What lines of the data include the string "void"? Copy them all.

[Begin Records shown]

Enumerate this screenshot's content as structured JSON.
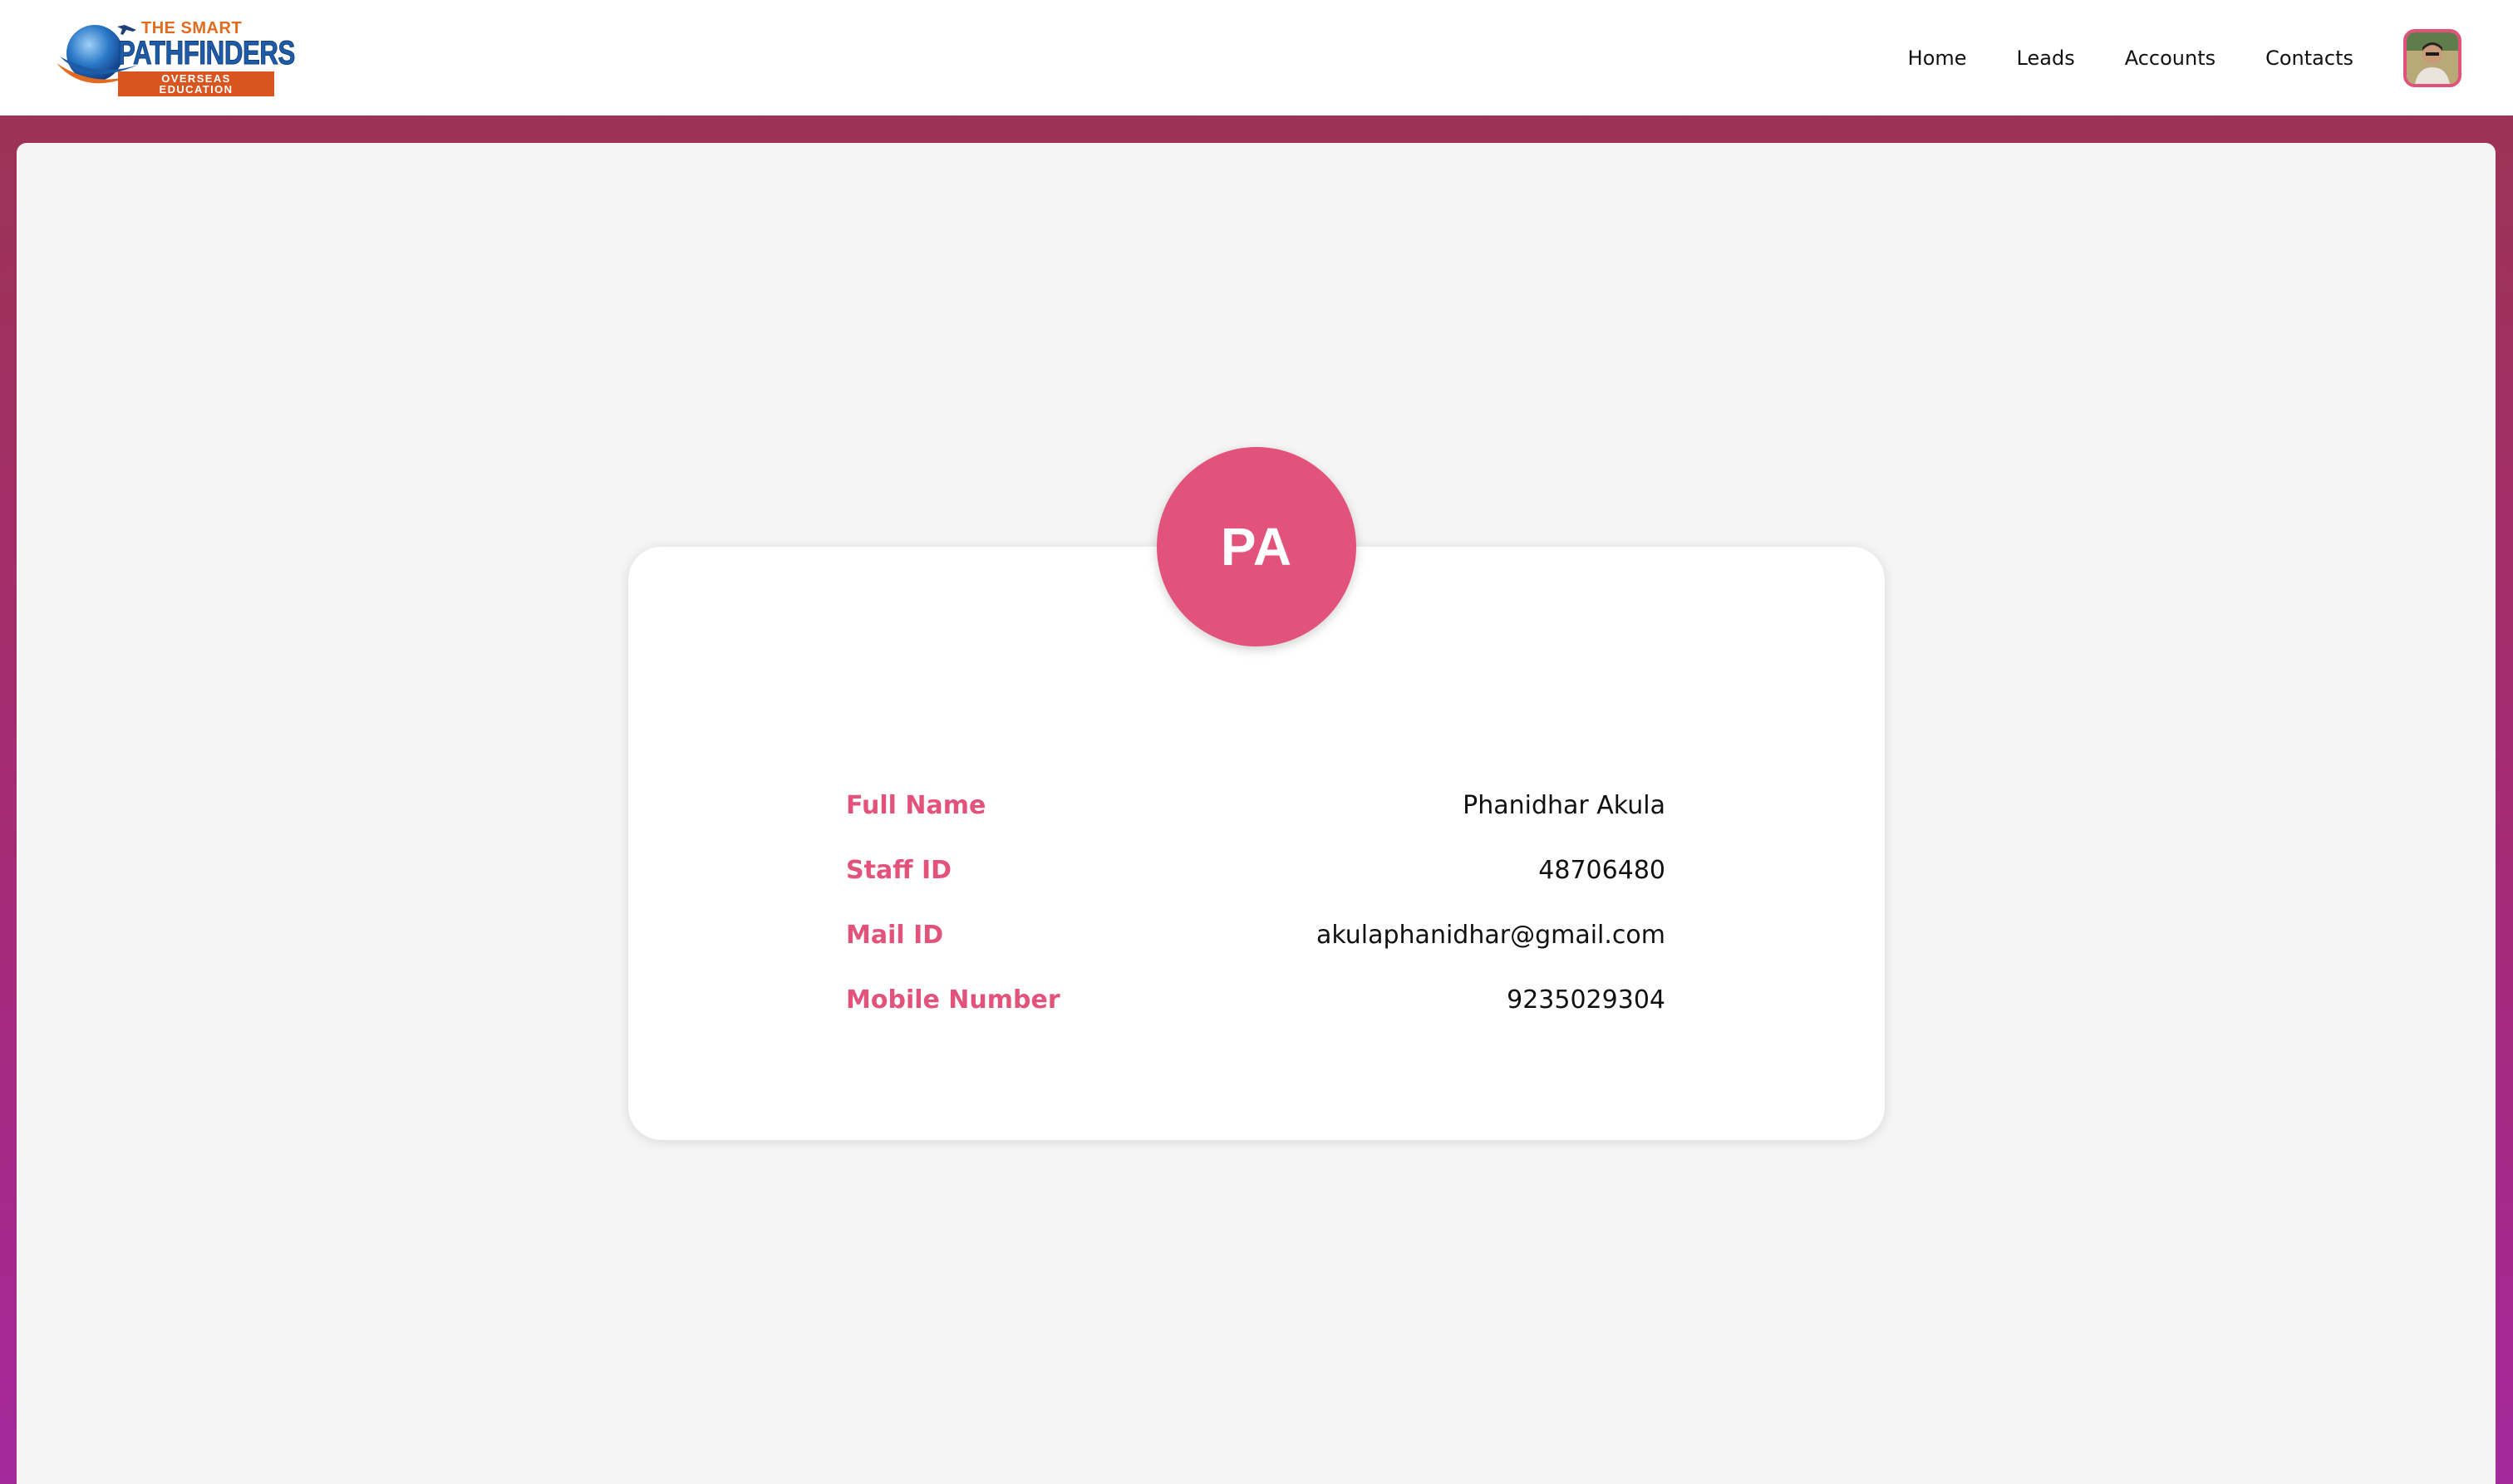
{
  "header": {
    "logo": {
      "top_text": "THE SMART",
      "main_text": "PATHFINDERS",
      "sub_text": "OVERSEAS EDUCATION"
    },
    "nav": [
      {
        "label": "Home"
      },
      {
        "label": "Leads"
      },
      {
        "label": "Accounts"
      },
      {
        "label": "Contacts"
      }
    ]
  },
  "profile": {
    "initials": "PA",
    "fields": [
      {
        "label": "Full Name",
        "value": "Phanidhar Akula"
      },
      {
        "label": "Staff ID",
        "value": "48706480"
      },
      {
        "label": "Mail ID",
        "value": "akulaphanidhar@gmail.com"
      },
      {
        "label": "Mobile Number",
        "value": "9235029304"
      }
    ]
  },
  "colors": {
    "accent": "#e2527a",
    "header_bg": "#ffffff",
    "page_gradient_top": "#9c3450",
    "page_gradient_bottom": "#a4299c",
    "panel_bg": "#f5f5f5"
  },
  "icons": {
    "logo": "globe-plane-logo",
    "user": "user-avatar-photo"
  }
}
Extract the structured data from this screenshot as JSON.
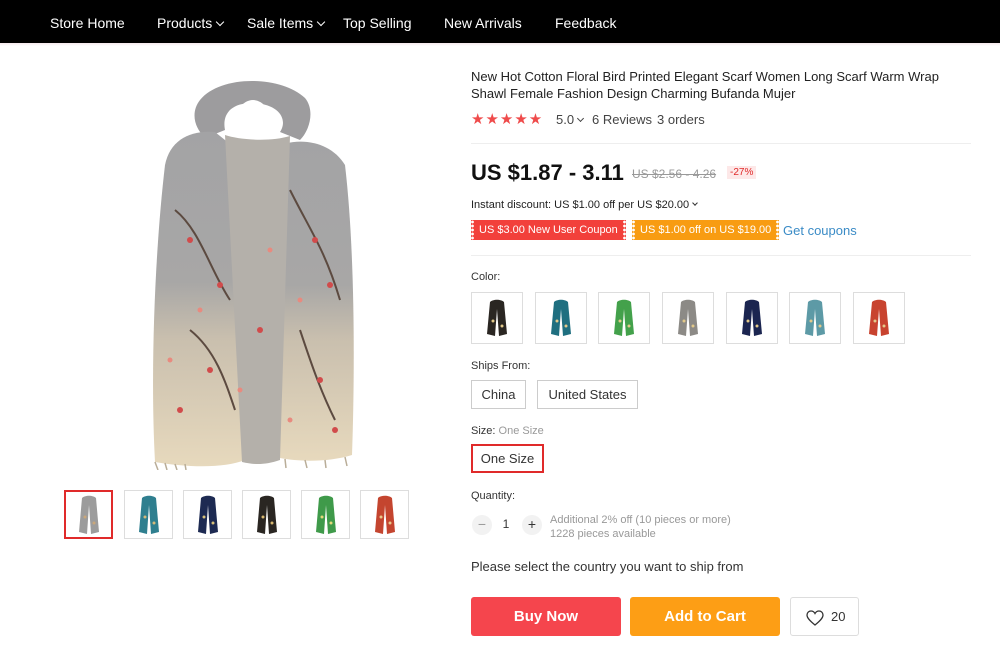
{
  "nav": {
    "items": [
      {
        "label": "Store Home",
        "dropdown": false
      },
      {
        "label": "Products",
        "dropdown": true
      },
      {
        "label": "Sale Items",
        "dropdown": true
      },
      {
        "label": "Top Selling",
        "dropdown": false
      },
      {
        "label": "New Arrivals",
        "dropdown": false
      },
      {
        "label": "Feedback",
        "dropdown": false
      }
    ]
  },
  "gallery": {
    "thumbnails": [
      {
        "color": "#9c9c9c",
        "active": true
      },
      {
        "color": "#2f7f8f",
        "active": false
      },
      {
        "color": "#1d2a52",
        "active": false
      },
      {
        "color": "#2a2622",
        "active": false
      },
      {
        "color": "#3f9a4a",
        "active": false
      },
      {
        "color": "#c4452f",
        "active": false
      }
    ]
  },
  "product": {
    "title": "New Hot Cotton Floral Bird Printed Elegant Scarf Women Long Scarf Warm Wrap Shawl Female Fashion Design Charming Bufanda Mujer",
    "rating": "5.0",
    "reviews": "6 Reviews",
    "orders": "3 orders",
    "stars": "★★★★★",
    "price": "US $1.87 - 3.11",
    "old_price": "US $2.56 - 4.26",
    "discount": "-27%",
    "instant_discount": "Instant discount: US $1.00 off per US $20.00",
    "coupon_new_user": "US $3.00 New User Coupon",
    "coupon_off": "US $1.00 off on US $19.00",
    "get_coupons": "Get coupons"
  },
  "options": {
    "color_label": "Color:",
    "colors": [
      "#2a2622",
      "#1f6f80",
      "#43a14b",
      "#8c8a86",
      "#1b2550",
      "#5d9aa6",
      "#c8432f"
    ],
    "ships_from_label": "Ships From:",
    "ships_from": [
      "China",
      "United States"
    ],
    "size_label": "Size:",
    "size_value": "One Size",
    "sizes": [
      "One Size"
    ],
    "quantity_label": "Quantity:",
    "quantity": "1",
    "minus": "−",
    "plus": "+",
    "bulk_note": "Additional 2% off (10 pieces or more)",
    "available": "1228 pieces available"
  },
  "actions": {
    "ship_message": "Please select the country you want to ship from",
    "buy_now": "Buy Now",
    "add_to_cart": "Add to Cart",
    "wishlist_count": "20"
  },
  "colors": {
    "nav_bg": "#000000",
    "accent_red": "#f5454d",
    "accent_orange": "#fd9e15",
    "link_blue": "#3a8bc6",
    "star_red": "#ef4b4b"
  }
}
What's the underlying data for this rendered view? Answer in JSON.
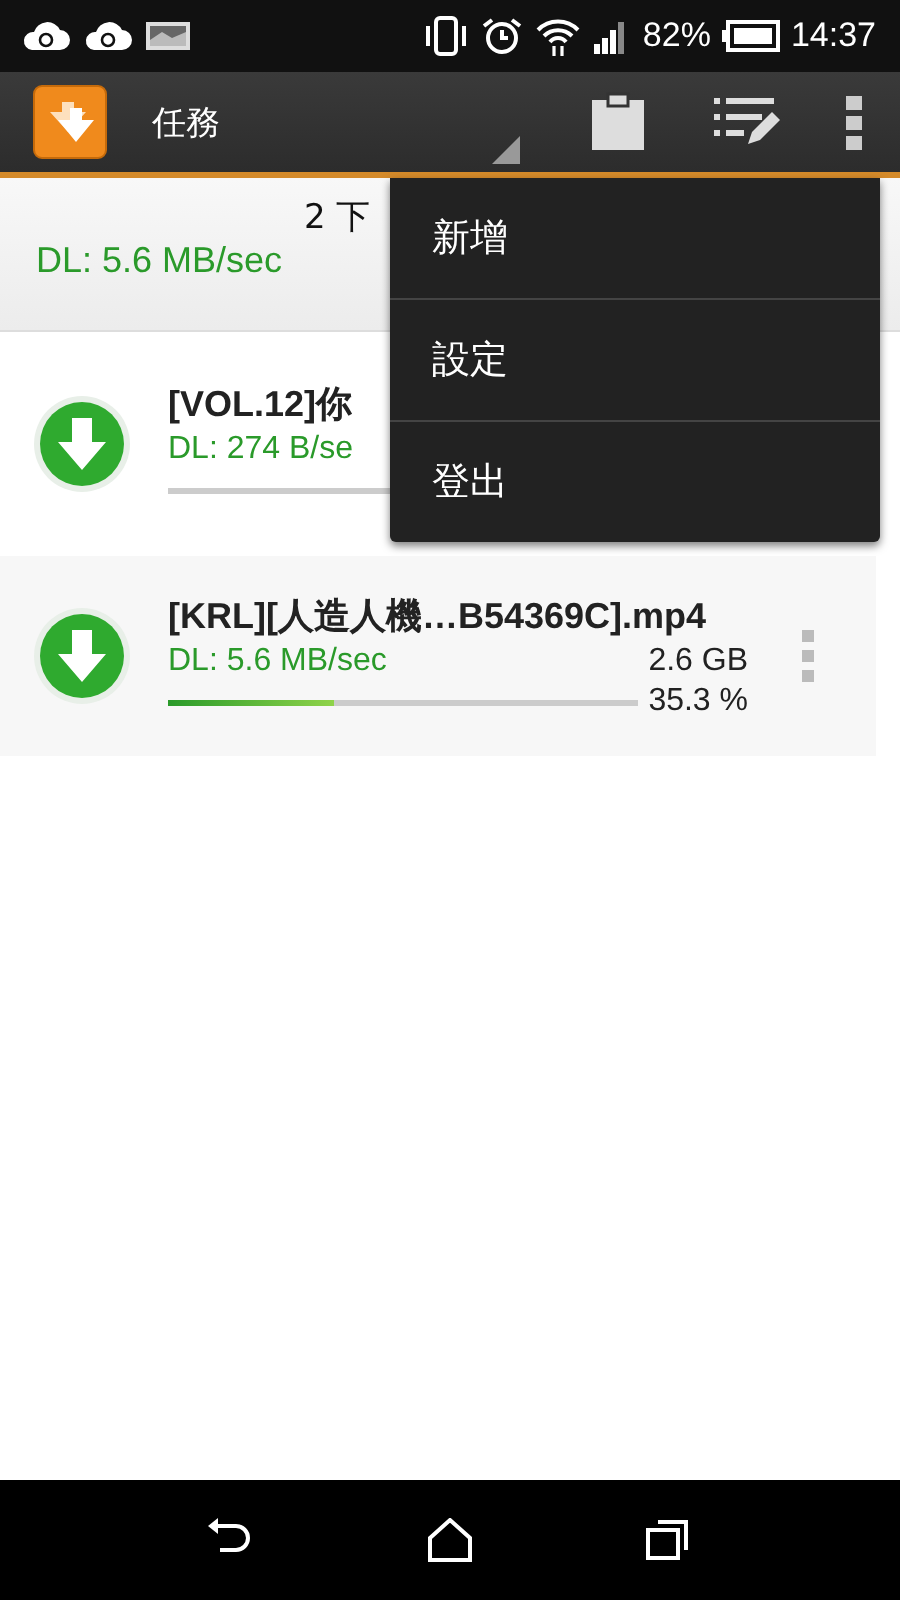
{
  "status_bar": {
    "battery": "82%",
    "time": "14:37"
  },
  "action_bar": {
    "title": "任務"
  },
  "summary": {
    "count": "2 下",
    "speed": "DL: 5.6 MB/sec"
  },
  "downloads": [
    {
      "name": "[VOL.12]你",
      "speed": "DL: 274 B/se",
      "menu_visible": false
    },
    {
      "name": "[KRL][人造人機…B54369C].mp4",
      "speed": "DL: 5.6 MB/sec",
      "level": 0.353,
      "size": "2.6 GB",
      "percent": "35.3 %",
      "menu_visible": true
    }
  ],
  "overflow_menu": {
    "items": [
      {
        "label": "新增"
      },
      {
        "label": "設定"
      },
      {
        "label": "登出"
      }
    ]
  }
}
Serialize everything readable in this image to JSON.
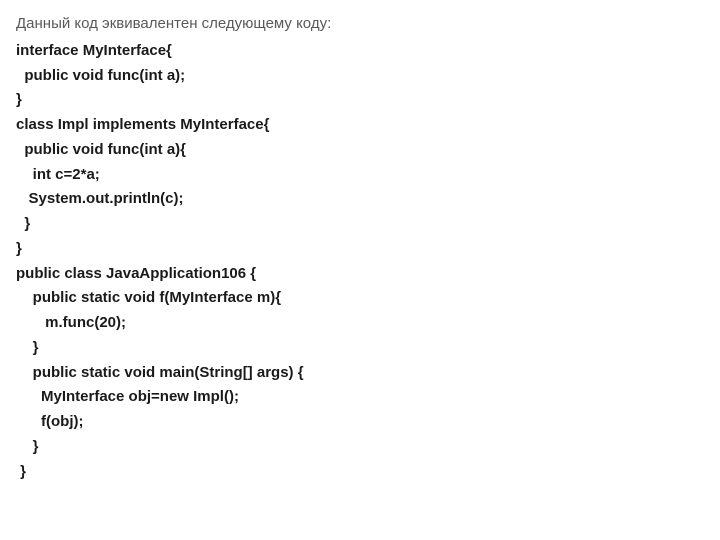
{
  "intro": "Данный код эквивалентен следующему коду:",
  "lines": [
    "interface MyInterface{",
    "  public void func(int a);",
    "}",
    "class Impl implements MyInterface{",
    "  public void func(int a){",
    "    int c=2*a;",
    "   System.out.println(c);",
    "  }",
    "}",
    "public class JavaApplication106 {",
    "    public static void f(MyInterface m){",
    "       m.func(20);",
    "    }",
    "    public static void main(String[] args) {",
    "      MyInterface obj=new Impl();",
    "      f(obj);",
    "    }",
    " }"
  ]
}
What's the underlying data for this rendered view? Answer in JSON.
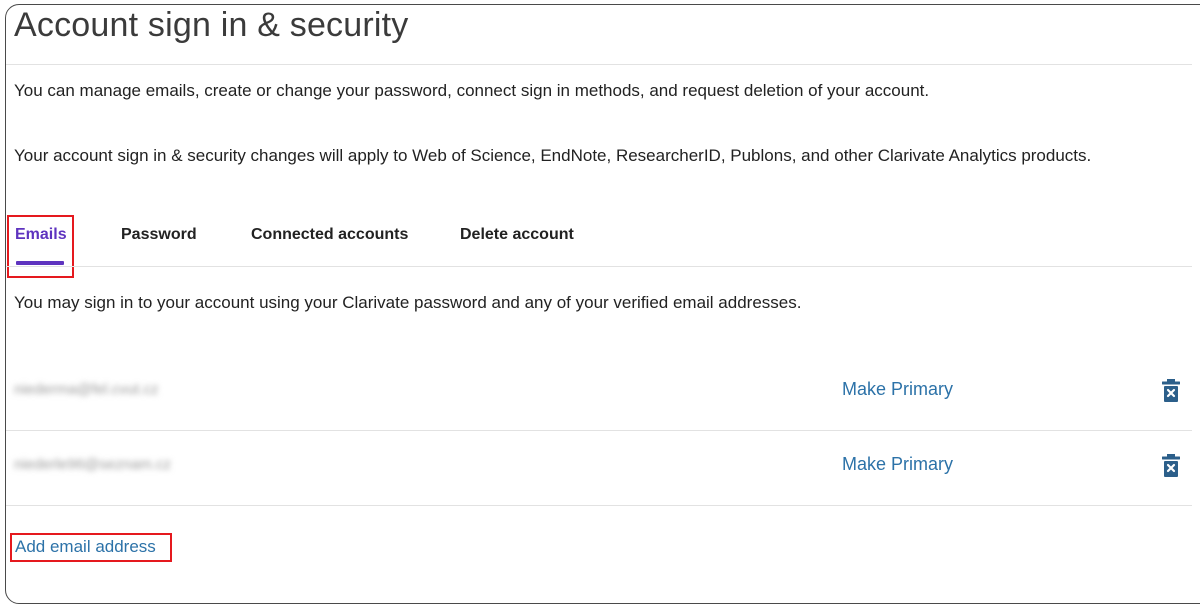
{
  "page": {
    "title": "Account sign in & security",
    "intro_line_1": "You can manage emails, create or change your password, connect sign in methods, and request deletion of your account.",
    "intro_line_2": "Your account sign in & security changes will apply to Web of Science, EndNote, ResearcherID, Publons, and other Clarivate Analytics products."
  },
  "tabs": [
    {
      "label": "Emails",
      "active": true
    },
    {
      "label": "Password",
      "active": false
    },
    {
      "label": "Connected accounts",
      "active": false
    },
    {
      "label": "Delete account",
      "active": false
    }
  ],
  "emails_panel": {
    "description": "You may sign in to your account using your Clarivate password and any of your verified email addresses.",
    "emails": [
      {
        "address": "niederma@fel.cvut.cz",
        "action_label": "Make Primary",
        "delete_icon": "trash-icon"
      },
      {
        "address": "niederle96@seznam.cz",
        "action_label": "Make Primary",
        "delete_icon": "trash-icon"
      }
    ],
    "add_email_label": "Add email address"
  },
  "colors": {
    "accent": "#5e33bf",
    "link": "#2c72a8",
    "highlight": "#e5191e",
    "icon": "#2c5f8a"
  }
}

[End Records shown]

= Solution for this task =
    "  public void func(int a);",
    "  public void func(int a){",
    "    public static void f(MyInterface m){",
    "    public static void main(String[] args) {",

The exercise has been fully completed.